RECORDS PROVIDED |

******************************

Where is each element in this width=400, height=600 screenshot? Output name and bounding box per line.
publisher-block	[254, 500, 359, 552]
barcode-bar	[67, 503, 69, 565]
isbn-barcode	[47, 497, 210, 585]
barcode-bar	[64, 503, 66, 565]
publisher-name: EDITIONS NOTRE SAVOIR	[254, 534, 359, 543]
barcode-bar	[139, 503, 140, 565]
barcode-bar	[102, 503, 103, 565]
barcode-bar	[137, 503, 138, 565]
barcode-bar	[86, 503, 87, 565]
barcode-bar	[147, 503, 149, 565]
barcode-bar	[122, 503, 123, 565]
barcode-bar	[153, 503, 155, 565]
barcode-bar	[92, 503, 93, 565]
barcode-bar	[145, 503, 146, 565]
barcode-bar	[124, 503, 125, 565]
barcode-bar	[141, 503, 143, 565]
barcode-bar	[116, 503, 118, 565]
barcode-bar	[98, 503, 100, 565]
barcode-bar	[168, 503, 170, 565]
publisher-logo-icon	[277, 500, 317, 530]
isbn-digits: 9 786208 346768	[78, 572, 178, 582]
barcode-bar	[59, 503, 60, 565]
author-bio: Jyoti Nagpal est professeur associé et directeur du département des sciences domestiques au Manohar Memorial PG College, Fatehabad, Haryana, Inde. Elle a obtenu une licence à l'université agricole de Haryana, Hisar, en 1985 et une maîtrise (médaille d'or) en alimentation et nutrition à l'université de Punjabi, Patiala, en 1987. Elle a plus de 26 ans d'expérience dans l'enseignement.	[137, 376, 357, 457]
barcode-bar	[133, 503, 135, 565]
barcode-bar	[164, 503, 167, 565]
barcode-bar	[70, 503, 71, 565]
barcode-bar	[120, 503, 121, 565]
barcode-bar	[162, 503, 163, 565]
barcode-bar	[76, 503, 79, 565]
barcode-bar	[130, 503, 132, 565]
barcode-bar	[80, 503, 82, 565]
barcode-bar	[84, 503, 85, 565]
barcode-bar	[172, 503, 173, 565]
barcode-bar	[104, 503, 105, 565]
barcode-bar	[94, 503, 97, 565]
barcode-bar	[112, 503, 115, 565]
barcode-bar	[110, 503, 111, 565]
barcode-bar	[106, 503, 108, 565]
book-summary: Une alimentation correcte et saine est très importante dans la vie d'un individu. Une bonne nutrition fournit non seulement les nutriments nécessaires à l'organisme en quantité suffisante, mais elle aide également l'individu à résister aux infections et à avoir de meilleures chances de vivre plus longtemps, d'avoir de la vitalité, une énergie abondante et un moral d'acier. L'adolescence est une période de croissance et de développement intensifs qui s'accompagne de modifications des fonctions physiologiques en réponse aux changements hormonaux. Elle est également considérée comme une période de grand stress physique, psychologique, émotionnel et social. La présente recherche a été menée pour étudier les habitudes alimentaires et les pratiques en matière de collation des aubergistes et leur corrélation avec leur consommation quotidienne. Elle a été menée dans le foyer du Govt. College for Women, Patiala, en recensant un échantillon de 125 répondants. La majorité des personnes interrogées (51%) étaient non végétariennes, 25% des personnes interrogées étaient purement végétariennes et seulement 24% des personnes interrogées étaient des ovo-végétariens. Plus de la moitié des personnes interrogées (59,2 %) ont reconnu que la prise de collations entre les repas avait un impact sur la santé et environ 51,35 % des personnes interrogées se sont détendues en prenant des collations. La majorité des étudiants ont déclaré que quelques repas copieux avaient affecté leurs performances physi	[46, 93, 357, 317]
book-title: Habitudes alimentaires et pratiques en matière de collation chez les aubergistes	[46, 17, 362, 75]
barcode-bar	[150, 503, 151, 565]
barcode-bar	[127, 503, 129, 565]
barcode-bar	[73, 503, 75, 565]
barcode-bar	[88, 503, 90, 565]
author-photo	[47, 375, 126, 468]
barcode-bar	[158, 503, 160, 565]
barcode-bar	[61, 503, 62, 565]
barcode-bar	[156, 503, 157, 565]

******************************

EXERCISE | Could you return, without any changes, every line from the first line of the records through the line containing "500, 317, 530]", including both of those lines?

SOLUTION TO THIS PROBLEM |
Where is each element in this width=400, height=600 screenshot? Output name and bounding box per line.
publisher-block	[254, 500, 359, 552]
barcode-bar	[67, 503, 69, 565]
isbn-barcode	[47, 497, 210, 585]
barcode-bar	[64, 503, 66, 565]
publisher-name: EDITIONS NOTRE SAVOIR	[254, 534, 359, 543]
barcode-bar	[139, 503, 140, 565]
barcode-bar	[102, 503, 103, 565]
barcode-bar	[137, 503, 138, 565]
barcode-bar	[86, 503, 87, 565]
barcode-bar	[147, 503, 149, 565]
barcode-bar	[122, 503, 123, 565]
barcode-bar	[153, 503, 155, 565]
barcode-bar	[92, 503, 93, 565]
barcode-bar	[145, 503, 146, 565]
barcode-bar	[124, 503, 125, 565]
barcode-bar	[141, 503, 143, 565]
barcode-bar	[116, 503, 118, 565]
barcode-bar	[98, 503, 100, 565]
barcode-bar	[168, 503, 170, 565]
publisher-logo-icon	[277, 500, 317, 530]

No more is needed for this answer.